*REQUIRED WORK:* Say how many lines in the data below contain the word "title", and give no other text.

*EXERCISE MATERIAL:*
※
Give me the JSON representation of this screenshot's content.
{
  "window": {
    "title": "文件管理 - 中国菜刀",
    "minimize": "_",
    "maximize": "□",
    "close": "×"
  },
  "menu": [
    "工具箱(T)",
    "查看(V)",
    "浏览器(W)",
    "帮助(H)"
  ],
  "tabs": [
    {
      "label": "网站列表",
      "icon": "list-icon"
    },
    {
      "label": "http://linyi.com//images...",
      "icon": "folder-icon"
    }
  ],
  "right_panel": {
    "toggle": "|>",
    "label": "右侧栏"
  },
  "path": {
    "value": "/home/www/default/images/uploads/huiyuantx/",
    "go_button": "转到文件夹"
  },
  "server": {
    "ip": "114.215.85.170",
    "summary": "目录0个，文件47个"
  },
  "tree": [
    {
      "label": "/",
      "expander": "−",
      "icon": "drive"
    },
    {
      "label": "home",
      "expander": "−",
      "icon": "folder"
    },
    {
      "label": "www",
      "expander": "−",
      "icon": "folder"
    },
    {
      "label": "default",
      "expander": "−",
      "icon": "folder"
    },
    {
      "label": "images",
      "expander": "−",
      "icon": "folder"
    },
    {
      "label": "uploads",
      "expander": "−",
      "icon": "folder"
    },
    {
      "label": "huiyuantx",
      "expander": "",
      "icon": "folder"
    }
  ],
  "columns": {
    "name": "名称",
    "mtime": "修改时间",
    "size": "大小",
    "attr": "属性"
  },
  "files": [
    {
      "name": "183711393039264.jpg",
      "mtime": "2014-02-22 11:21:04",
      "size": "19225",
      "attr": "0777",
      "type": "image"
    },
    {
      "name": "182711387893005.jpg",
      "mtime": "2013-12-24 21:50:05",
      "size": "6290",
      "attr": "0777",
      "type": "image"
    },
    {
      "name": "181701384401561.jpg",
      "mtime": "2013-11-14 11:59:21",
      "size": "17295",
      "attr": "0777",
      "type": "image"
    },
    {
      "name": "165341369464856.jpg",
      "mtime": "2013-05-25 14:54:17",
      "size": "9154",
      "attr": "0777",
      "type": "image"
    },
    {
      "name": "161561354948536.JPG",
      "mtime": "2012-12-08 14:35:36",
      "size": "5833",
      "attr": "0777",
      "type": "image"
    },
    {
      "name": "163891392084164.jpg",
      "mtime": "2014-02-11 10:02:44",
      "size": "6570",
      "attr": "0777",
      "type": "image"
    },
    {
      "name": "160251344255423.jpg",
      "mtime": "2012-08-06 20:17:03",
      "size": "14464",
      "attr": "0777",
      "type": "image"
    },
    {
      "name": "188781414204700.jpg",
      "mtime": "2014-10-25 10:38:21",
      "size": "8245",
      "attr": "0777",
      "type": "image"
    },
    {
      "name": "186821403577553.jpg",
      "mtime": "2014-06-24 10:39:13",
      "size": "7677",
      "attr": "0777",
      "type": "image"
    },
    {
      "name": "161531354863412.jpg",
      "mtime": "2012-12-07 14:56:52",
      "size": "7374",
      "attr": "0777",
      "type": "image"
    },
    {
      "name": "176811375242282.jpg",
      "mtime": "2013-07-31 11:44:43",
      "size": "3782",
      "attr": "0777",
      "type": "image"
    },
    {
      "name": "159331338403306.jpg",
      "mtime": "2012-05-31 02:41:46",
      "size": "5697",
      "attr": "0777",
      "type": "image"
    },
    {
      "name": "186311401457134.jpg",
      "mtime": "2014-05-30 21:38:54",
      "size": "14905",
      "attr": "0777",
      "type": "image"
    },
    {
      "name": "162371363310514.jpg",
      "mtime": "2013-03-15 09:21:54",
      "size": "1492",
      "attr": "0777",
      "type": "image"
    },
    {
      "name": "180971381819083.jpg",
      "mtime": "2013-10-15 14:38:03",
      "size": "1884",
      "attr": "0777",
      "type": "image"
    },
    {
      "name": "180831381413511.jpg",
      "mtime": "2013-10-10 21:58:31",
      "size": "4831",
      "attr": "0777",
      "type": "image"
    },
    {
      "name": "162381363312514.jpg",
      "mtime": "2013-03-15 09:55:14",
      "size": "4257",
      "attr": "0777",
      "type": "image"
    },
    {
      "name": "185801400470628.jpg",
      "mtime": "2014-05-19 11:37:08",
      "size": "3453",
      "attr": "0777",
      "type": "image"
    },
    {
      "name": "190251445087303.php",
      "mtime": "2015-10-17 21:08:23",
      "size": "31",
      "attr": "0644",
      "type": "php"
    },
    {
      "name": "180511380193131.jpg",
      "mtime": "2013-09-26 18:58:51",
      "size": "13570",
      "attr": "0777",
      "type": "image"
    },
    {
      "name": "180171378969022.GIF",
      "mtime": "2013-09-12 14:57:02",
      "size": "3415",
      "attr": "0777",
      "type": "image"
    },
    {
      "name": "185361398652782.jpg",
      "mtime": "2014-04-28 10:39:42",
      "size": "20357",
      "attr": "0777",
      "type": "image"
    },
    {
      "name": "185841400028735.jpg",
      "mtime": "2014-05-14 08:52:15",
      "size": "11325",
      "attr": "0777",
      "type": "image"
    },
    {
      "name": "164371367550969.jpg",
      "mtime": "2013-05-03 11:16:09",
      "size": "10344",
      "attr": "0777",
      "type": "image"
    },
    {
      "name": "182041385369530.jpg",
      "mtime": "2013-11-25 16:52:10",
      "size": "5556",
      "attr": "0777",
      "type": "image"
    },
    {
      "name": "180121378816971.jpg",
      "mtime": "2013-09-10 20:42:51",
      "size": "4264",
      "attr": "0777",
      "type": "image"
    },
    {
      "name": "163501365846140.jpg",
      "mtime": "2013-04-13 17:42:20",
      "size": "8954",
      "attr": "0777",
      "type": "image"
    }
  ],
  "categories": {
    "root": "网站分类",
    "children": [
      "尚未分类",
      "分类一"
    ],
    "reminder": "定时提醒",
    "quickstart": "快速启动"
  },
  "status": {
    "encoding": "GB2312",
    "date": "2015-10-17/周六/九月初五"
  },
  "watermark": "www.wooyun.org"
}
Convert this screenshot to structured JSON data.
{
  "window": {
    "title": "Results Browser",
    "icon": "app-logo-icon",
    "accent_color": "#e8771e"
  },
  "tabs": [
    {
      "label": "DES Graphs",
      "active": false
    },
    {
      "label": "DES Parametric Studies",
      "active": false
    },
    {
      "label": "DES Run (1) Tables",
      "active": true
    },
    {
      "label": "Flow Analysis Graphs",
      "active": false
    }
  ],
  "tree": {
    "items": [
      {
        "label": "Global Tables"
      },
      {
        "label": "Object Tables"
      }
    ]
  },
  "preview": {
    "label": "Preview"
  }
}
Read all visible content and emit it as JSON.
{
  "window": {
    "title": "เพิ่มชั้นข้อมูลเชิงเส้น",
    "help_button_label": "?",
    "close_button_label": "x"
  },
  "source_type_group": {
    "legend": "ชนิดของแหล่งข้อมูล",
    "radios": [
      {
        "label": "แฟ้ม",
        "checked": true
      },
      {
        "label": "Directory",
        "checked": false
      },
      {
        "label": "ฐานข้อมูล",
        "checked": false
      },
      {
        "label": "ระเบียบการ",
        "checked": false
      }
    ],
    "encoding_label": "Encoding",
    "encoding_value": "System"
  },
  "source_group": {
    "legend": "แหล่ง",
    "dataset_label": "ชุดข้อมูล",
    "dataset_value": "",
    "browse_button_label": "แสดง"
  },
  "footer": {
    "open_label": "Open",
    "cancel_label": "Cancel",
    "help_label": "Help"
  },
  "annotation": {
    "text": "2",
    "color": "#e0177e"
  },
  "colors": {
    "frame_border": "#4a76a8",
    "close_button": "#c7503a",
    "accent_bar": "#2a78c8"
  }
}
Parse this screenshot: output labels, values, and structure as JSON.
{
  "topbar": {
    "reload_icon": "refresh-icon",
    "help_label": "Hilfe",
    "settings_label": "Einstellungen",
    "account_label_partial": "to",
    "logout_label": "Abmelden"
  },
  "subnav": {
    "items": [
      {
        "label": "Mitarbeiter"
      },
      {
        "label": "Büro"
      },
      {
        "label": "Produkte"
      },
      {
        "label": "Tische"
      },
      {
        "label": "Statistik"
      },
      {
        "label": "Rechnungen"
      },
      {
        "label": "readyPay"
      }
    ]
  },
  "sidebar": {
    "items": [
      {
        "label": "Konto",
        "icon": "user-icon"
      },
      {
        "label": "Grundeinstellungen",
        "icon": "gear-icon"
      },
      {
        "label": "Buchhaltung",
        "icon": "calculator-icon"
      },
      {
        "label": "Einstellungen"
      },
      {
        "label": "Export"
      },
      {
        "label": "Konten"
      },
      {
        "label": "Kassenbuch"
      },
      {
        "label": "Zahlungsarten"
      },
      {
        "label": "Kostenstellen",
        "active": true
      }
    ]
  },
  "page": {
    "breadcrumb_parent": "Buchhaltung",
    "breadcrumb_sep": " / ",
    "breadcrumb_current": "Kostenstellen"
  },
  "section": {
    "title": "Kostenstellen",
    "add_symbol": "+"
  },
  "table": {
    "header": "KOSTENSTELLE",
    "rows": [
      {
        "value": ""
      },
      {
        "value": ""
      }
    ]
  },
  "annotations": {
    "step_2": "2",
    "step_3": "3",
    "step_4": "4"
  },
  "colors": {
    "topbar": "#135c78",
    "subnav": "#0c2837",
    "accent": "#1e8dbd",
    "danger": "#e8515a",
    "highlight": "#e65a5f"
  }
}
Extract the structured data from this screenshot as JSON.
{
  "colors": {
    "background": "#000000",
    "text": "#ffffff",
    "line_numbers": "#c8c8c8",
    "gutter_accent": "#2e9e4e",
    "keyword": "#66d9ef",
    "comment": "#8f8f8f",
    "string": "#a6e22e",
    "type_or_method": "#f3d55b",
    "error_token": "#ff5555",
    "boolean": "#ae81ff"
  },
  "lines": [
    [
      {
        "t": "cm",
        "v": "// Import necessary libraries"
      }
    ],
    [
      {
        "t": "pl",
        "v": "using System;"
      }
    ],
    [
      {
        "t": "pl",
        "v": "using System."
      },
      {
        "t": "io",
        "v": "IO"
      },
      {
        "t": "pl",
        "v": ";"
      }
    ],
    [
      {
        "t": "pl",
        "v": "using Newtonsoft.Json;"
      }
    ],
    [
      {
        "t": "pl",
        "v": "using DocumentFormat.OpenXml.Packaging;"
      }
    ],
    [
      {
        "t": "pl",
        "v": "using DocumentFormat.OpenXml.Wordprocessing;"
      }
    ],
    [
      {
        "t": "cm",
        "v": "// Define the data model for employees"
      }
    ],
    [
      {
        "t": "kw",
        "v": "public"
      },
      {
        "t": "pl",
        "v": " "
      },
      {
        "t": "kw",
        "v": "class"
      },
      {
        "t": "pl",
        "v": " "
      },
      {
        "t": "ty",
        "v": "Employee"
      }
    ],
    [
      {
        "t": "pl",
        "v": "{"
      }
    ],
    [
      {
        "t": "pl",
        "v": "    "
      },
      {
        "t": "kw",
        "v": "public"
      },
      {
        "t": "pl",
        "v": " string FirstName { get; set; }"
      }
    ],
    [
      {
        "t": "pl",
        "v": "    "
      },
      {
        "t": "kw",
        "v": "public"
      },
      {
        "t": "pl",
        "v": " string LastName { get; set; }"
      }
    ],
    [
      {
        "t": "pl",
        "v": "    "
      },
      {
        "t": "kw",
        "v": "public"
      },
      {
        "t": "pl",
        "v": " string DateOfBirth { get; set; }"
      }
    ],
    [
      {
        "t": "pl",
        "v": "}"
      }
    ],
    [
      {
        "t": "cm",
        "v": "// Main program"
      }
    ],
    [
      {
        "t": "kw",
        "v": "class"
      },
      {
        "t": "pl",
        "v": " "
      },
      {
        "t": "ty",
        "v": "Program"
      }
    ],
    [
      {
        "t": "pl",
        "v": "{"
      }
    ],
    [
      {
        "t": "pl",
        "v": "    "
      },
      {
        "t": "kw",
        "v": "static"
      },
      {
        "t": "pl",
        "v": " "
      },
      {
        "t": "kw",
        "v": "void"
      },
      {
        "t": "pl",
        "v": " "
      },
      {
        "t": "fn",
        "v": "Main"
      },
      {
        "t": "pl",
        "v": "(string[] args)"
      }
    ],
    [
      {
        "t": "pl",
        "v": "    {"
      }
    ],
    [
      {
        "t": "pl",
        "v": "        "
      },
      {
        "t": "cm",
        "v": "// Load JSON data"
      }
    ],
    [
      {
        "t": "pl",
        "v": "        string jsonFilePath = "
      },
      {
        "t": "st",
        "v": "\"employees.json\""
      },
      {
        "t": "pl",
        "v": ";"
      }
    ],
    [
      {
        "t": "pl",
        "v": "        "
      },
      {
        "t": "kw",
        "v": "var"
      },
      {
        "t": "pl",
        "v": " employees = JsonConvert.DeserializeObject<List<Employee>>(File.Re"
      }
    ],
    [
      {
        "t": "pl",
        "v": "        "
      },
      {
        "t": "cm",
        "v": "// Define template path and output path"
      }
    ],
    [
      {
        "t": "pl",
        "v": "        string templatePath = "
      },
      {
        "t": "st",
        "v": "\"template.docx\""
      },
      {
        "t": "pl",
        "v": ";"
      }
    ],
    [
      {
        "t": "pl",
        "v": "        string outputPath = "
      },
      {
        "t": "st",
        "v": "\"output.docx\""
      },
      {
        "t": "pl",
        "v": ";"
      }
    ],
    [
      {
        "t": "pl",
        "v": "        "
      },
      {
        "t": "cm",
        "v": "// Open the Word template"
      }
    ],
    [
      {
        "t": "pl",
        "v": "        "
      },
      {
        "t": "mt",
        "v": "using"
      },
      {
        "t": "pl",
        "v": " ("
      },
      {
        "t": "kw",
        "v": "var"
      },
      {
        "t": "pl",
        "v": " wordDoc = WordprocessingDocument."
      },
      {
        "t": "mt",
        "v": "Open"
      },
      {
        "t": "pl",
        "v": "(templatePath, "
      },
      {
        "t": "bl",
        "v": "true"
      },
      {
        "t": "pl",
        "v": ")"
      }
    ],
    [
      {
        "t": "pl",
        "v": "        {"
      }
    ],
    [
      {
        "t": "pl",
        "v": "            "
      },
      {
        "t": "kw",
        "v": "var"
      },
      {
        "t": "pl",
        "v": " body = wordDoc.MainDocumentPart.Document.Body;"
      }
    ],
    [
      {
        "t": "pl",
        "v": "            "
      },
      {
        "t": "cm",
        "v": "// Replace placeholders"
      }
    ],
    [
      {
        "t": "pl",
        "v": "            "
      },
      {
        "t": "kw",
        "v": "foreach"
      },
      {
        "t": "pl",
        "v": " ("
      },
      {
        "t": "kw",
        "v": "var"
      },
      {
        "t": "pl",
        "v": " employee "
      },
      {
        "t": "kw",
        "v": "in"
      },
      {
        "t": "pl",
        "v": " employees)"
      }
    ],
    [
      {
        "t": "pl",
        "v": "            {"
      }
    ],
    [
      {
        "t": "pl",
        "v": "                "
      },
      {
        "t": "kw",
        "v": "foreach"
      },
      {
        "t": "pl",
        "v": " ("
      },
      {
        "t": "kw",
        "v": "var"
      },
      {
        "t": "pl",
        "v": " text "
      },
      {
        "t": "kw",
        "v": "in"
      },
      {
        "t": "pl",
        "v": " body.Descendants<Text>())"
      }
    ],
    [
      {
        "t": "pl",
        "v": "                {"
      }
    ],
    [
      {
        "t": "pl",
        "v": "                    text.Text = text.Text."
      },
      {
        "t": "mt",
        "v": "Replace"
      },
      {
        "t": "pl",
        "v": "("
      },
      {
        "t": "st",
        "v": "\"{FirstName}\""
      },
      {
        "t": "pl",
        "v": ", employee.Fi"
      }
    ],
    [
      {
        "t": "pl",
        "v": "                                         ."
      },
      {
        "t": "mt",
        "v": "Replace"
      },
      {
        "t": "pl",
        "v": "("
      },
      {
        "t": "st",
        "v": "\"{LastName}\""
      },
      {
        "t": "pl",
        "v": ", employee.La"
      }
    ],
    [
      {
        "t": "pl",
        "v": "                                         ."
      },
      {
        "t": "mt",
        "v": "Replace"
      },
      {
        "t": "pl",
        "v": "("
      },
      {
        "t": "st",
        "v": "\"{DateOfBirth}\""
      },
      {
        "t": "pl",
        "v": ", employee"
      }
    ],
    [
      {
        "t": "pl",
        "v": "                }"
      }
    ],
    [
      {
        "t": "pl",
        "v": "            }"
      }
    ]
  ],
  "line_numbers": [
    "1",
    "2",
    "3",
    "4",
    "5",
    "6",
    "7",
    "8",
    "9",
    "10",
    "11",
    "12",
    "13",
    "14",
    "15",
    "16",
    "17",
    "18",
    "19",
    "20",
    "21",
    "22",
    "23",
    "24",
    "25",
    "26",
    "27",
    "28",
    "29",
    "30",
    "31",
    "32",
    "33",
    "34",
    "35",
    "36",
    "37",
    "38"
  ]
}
※
*REPLY TO THE EXERCISE:* 4